'''
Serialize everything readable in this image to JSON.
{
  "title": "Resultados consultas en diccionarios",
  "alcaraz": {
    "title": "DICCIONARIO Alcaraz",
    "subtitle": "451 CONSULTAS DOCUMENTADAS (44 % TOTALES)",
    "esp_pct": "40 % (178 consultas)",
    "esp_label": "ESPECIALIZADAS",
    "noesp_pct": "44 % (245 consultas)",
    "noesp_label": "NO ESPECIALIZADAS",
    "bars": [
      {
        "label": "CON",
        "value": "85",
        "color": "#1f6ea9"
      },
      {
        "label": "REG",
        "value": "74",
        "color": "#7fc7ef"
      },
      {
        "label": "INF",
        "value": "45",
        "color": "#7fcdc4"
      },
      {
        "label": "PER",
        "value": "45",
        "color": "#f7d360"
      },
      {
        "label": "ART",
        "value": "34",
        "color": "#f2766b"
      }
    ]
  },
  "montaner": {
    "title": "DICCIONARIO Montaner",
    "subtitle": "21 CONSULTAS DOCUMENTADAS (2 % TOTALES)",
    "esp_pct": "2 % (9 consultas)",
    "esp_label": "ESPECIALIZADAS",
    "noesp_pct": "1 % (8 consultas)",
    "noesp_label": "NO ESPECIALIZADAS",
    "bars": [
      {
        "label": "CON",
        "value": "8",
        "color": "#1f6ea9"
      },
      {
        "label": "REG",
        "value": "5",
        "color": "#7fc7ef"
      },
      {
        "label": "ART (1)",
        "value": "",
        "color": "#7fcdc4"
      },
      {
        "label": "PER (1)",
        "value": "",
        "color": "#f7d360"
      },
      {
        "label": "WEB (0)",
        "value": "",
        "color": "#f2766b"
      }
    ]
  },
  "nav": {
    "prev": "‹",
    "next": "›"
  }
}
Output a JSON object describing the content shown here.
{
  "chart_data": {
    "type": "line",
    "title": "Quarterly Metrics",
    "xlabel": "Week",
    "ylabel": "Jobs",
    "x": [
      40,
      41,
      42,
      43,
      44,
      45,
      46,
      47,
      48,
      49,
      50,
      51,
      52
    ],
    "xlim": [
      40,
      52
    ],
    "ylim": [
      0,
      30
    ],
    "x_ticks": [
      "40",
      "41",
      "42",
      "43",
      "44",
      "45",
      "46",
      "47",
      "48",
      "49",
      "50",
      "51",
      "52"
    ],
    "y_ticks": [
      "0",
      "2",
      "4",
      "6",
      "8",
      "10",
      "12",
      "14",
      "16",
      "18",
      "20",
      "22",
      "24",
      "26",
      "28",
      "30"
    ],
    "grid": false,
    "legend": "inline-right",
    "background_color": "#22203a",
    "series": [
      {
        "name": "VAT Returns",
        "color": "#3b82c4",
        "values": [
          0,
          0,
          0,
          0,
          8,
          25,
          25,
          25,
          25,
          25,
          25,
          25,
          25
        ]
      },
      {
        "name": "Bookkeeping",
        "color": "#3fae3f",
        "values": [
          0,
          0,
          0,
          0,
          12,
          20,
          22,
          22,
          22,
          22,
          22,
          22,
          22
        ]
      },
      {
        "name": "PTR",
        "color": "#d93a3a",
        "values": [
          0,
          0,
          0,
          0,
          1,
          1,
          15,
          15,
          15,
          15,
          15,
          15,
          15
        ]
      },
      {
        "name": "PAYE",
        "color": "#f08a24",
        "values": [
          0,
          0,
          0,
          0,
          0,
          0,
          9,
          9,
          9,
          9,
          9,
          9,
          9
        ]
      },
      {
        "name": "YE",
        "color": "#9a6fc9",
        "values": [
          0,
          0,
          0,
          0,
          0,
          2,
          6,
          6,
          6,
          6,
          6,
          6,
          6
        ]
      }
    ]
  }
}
'''
§ **Exercise**: Take the lines above and print them exactly.

§ **Output for this exercise**:
Serialize everything readable in this image to JSON.
{
  "title": "Resultados consultas en diccionarios",
  "alcaraz": {
    "title": "DICCIONARIO Alcaraz",
    "subtitle": "451 CONSULTAS DOCUMENTADAS (44 % TOTALES)",
    "esp_pct": "40 % (178 consultas)",
    "esp_label": "ESPECIALIZADAS",
    "noesp_pct": "44 % (245 consultas)",
    "noesp_label": "NO ESPECIALIZADAS",
    "bars": [
      {
        "label": "CON",
        "value": "85",
        "color": "#1f6ea9"
      },
      {
        "label": "REG",
        "value": "74",
        "color": "#7fc7ef"
      },
      {
        "label": "INF",
        "value": "45",
        "color": "#7fcdc4"
      },
      {
        "label": "PER",
        "value": "45",
        "color": "#f7d360"
      },
      {
        "label": "ART",
        "value": "34",
        "color": "#f2766b"
      }
    ]
  },
  "montaner": {
    "title": "DICCIONARIO Montaner",
    "subtitle": "21 CONSULTAS DOCUMENTADAS (2 % TOTALES)",
    "esp_pct": "2 % (9 consultas)",
    "esp_label": "ESPECIALIZADAS",
    "noesp_pct": "1 % (8 consultas)",
    "noesp_label": "NO ESPECIALIZADAS",
    "bars": [
      {
        "label": "CON",
        "value": "8",
        "color": "#1f6ea9"
      },
      {
        "label": "REG",
        "value": "5",
        "color": "#7fc7ef"
      },
      {
        "label": "ART (1)",
        "value": "",
        "color": "#7fcdc4"
      },
      {
        "label": "PER (1)",
        "value": "",
        "color": "#f7d360"
      },
      {
        "label": "WEB (0)",
        "value": "",
        "color": "#f2766b"
      }
    ]
  },
  "nav": {
    "prev": "‹",
    "next": "›"
  }
}
Output a JSON object describing the content shown here.
{
  "chart_data": {
    "type": "line",
    "title": "Quarterly Metrics",
    "xlabel": "Week",
    "ylabel": "Jobs",
    "x": [
      40,
      41,
      42,
      43,
      44,
      45,
      46,
      47,
      48,
      49,
      50,
      51,
      52
    ],
    "xlim": [
      40,
      52
    ],
    "ylim": [
      0,
      30
    ],
    "x_ticks": [
      "40",
      "41",
      "42",
      "43",
      "44",
      "45",
      "46",
      "47",
      "48",
      "49",
      "50",
      "51",
      "52"
    ],
    "y_ticks": [
      "0",
      "2",
      "4",
      "6",
      "8",
      "10",
      "12",
      "14",
      "16",
      "18",
      "20",
      "22",
      "24",
      "26",
      "28",
      "30"
    ],
    "grid": false,
    "legend": "inline-right",
    "background_color": "#22203a",
    "series": [
      {
        "name": "VAT Returns",
        "color": "#3b82c4",
        "values": [
          0,
          0,
          0,
          0,
          8,
          25,
          25,
          25,
          25,
          25,
          25,
          25,
          25
        ]
      },
      {
        "name": "Bookkeeping",
        "color": "#3fae3f",
        "values": [
          0,
          0,
          0,
          0,
          12,
          20,
          22,
          22,
          22,
          22,
          22,
          22,
          22
        ]
      },
      {
        "name": "PTR",
        "color": "#d93a3a",
        "values": [
          0,
          0,
          0,
          0,
          1,
          1,
          15,
          15,
          15,
          15,
          15,
          15,
          15
        ]
      },
      {
        "name": "PAYE",
        "color": "#f08a24",
        "values": [
          0,
          0,
          0,
          0,
          0,
          0,
          9,
          9,
          9,
          9,
          9,
          9,
          9
        ]
      },
      {
        "name": "YE",
        "color": "#9a6fc9",
        "values": [
          0,
          0,
          0,
          0,
          0,
          2,
          6,
          6,
          6,
          6,
          6,
          6,
          6
        ]
      }
    ]
  }
}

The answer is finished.